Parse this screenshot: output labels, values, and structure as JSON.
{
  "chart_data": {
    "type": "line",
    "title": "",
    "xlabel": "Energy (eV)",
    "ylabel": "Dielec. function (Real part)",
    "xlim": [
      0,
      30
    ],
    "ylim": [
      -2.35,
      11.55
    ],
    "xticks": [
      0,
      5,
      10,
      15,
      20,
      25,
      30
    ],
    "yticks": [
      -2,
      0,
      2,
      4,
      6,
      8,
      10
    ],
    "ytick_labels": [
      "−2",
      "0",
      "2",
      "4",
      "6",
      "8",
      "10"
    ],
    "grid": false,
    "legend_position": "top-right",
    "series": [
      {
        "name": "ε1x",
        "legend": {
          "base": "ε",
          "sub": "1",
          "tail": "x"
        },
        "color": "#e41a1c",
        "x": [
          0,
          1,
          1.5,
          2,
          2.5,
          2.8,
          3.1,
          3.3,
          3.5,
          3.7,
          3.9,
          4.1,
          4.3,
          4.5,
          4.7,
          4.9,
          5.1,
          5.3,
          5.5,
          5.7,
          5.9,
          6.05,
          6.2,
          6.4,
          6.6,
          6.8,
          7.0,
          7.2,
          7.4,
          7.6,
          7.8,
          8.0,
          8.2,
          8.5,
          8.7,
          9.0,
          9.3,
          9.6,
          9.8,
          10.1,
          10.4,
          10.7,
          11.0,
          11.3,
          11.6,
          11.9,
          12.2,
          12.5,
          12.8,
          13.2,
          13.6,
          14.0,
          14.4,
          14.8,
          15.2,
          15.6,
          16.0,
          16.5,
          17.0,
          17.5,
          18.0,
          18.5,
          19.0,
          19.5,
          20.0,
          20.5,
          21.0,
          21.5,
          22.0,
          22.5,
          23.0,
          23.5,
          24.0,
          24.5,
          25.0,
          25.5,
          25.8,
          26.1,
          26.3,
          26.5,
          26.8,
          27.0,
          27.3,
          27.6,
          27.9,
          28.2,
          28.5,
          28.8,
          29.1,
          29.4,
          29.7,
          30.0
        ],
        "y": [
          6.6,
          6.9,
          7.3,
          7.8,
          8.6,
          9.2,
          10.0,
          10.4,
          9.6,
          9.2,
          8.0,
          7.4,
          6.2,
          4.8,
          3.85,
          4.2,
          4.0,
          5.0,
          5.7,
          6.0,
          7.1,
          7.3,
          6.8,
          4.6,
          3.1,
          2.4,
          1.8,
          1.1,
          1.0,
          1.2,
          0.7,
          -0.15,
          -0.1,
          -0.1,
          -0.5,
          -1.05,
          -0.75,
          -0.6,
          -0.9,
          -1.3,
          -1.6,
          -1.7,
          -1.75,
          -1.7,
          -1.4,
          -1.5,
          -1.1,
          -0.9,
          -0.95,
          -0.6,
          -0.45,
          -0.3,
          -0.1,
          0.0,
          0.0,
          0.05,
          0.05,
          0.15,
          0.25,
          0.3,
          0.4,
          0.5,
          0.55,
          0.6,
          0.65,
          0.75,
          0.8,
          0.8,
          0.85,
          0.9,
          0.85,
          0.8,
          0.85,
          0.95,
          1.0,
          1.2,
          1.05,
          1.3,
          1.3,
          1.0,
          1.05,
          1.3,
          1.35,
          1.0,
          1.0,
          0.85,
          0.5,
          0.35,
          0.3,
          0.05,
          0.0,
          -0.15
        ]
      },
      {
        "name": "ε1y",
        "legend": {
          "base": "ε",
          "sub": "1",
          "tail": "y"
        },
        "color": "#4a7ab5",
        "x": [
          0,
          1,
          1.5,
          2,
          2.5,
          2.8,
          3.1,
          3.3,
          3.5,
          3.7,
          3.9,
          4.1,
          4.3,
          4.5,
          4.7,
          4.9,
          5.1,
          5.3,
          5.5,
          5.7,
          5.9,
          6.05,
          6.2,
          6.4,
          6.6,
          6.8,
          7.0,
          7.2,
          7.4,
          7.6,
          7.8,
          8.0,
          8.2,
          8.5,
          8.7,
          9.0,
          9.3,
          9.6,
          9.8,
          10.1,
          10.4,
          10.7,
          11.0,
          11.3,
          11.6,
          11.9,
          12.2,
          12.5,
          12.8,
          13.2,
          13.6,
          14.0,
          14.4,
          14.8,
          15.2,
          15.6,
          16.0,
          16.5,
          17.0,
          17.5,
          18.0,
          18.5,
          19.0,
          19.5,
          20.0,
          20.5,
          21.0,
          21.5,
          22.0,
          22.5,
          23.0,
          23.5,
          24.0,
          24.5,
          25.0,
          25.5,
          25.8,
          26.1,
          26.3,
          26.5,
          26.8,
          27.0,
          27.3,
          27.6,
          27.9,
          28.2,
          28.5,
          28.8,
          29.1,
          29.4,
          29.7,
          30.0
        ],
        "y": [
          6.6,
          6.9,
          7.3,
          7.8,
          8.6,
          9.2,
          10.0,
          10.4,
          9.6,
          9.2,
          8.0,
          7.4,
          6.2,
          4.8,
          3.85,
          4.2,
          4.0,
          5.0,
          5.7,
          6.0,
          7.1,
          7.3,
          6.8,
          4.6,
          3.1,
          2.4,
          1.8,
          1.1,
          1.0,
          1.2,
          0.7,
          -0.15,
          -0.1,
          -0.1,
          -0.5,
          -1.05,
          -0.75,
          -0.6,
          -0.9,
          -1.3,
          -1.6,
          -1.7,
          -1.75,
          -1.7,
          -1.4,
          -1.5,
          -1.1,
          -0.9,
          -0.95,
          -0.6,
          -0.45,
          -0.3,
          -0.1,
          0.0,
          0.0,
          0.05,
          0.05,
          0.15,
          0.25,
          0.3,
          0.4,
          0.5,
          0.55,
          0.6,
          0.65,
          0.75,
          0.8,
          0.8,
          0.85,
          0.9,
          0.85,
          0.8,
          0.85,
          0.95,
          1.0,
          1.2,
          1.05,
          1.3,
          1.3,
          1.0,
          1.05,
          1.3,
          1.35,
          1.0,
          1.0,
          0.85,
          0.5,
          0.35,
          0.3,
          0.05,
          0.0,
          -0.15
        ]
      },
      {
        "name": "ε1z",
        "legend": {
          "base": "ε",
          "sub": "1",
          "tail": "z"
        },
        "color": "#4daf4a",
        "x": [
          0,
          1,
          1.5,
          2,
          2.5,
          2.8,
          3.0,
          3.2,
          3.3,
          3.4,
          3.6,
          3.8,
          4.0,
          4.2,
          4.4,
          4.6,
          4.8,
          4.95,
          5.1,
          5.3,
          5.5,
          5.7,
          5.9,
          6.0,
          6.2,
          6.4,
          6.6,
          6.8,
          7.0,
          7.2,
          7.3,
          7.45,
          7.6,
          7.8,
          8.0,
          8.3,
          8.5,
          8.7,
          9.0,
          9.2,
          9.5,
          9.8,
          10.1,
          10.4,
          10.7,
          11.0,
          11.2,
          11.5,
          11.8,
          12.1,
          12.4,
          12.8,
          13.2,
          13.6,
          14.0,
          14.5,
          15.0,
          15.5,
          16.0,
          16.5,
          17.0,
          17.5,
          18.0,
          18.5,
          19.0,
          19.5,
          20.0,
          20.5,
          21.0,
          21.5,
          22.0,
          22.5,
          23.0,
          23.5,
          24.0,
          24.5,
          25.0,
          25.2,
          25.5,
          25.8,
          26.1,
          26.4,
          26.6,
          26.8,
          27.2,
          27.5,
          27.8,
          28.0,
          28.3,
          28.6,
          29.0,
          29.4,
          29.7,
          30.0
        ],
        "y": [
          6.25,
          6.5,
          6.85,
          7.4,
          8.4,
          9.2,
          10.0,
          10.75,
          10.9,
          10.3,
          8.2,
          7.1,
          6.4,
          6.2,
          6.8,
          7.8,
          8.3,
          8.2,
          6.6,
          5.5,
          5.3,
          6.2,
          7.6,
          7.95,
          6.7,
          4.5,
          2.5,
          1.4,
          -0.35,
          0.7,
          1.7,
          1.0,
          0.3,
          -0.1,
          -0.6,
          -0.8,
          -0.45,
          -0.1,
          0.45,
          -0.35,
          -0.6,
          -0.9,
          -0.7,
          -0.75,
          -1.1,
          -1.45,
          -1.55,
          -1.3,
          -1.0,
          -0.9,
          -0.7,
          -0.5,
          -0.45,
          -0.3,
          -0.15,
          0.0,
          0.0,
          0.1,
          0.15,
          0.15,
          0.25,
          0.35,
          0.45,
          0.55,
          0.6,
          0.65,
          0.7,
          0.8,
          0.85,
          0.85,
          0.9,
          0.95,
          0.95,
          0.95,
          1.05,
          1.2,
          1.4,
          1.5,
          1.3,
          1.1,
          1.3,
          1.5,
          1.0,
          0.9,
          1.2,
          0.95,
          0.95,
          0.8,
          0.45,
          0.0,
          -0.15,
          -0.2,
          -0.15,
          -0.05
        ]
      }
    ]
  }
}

═══

Find the word "color" in the material, then list each line that holds it.

Reply to the exercise =
        "color": "#e41a1c",
        "color": "#4a7ab5",
        "color": "#4daf4a",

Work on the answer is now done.